━━━ PROVIDED RECORDS ━━━
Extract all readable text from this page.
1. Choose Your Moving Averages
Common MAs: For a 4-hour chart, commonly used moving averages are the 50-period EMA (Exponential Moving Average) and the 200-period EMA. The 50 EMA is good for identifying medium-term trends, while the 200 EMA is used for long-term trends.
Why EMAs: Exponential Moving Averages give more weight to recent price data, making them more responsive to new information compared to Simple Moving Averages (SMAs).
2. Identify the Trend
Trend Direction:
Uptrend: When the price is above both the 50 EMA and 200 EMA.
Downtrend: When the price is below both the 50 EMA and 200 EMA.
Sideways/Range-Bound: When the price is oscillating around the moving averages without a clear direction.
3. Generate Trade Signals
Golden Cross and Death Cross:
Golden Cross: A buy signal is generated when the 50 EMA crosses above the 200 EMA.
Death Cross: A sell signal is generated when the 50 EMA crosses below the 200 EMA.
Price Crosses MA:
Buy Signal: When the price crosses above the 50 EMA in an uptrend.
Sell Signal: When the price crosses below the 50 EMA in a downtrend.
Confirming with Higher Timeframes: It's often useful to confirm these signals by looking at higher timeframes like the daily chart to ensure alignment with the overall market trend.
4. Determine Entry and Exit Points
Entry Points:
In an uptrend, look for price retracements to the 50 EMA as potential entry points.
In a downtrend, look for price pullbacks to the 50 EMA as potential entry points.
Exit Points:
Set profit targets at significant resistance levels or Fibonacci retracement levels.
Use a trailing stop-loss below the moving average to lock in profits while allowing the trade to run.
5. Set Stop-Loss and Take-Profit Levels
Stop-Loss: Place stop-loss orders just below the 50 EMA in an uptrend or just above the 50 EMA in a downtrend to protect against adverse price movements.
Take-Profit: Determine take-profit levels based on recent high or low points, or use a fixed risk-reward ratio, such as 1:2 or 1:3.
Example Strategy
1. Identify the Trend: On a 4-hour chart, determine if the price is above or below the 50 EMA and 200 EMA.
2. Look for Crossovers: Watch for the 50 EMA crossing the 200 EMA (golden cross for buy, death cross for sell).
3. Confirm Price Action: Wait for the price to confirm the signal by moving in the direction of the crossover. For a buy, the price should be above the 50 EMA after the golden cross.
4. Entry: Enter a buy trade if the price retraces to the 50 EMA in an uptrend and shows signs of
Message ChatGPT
━━━
▸ **INSTRUCTIONS FOR THE TASK**: Reproduce the entries above exactly.

▸ **RESPONSE TO THE EXERCISE**:
Extract all readable text from this page.
1. Choose Your Moving Averages
Common MAs: For a 4-hour chart, commonly used moving averages are the 50-period EMA (Exponential Moving Average) and the 200-period EMA. The 50 EMA is good for identifying medium-term trends, while the 200 EMA is used for long-term trends.
Why EMAs: Exponential Moving Averages give more weight to recent price data, making them more responsive to new information compared to Simple Moving Averages (SMAs).
2. Identify the Trend
Trend Direction:
Uptrend: When the price is above both the 50 EMA and 200 EMA.
Downtrend: When the price is below both the 50 EMA and 200 EMA.
Sideways/Range-Bound: When the price is oscillating around the moving averages without a clear direction.
3. Generate Trade Signals
Golden Cross and Death Cross:
Golden Cross: A buy signal is generated when the 50 EMA crosses above the 200 EMA.
Death Cross: A sell signal is generated when the 50 EMA crosses below the 200 EMA.
Price Crosses MA:
Buy Signal: When the price crosses above the 50 EMA in an uptrend.
Sell Signal: When the price crosses below the 50 EMA in a downtrend.
Confirming with Higher Timeframes: It's often useful to confirm these signals by looking at higher timeframes like the daily chart to ensure alignment with the overall market trend.
4. Determine Entry and Exit Points
Entry Points:
In an uptrend, look for price retracements to the 50 EMA as potential entry points.
In a downtrend, look for price pullbacks to the 50 EMA as potential entry points.
Exit Points:
Set profit targets at significant resistance levels or Fibonacci retracement levels.
Use a trailing stop-loss below the moving average to lock in profits while allowing the trade to run.
5. Set Stop-Loss and Take-Profit Levels
Stop-Loss: Place stop-loss orders just below the 50 EMA in an uptrend or just above the 50 EMA in a downtrend to protect against adverse price movements.
Take-Profit: Determine take-profit levels based on recent high or low points, or use a fixed risk-reward ratio, such as 1:2 or 1:3.
Example Strategy
1. Identify the Trend: On a 4-hour chart, determine if the price is above or below the 50 EMA and 200 EMA.
2. Look for Crossovers: Watch for the 50 EMA crossing the 200 EMA (golden cross for buy, death cross for sell).
3. Confirm Price Action: Wait for the price to confirm the signal by moving in the direction of the crossover. For a buy, the price should be above the 50 EMA after the golden cross.
4. Entry: Enter a buy trade if the price retraces to the 50 EMA in an uptrend and shows signs of
Message ChatGPT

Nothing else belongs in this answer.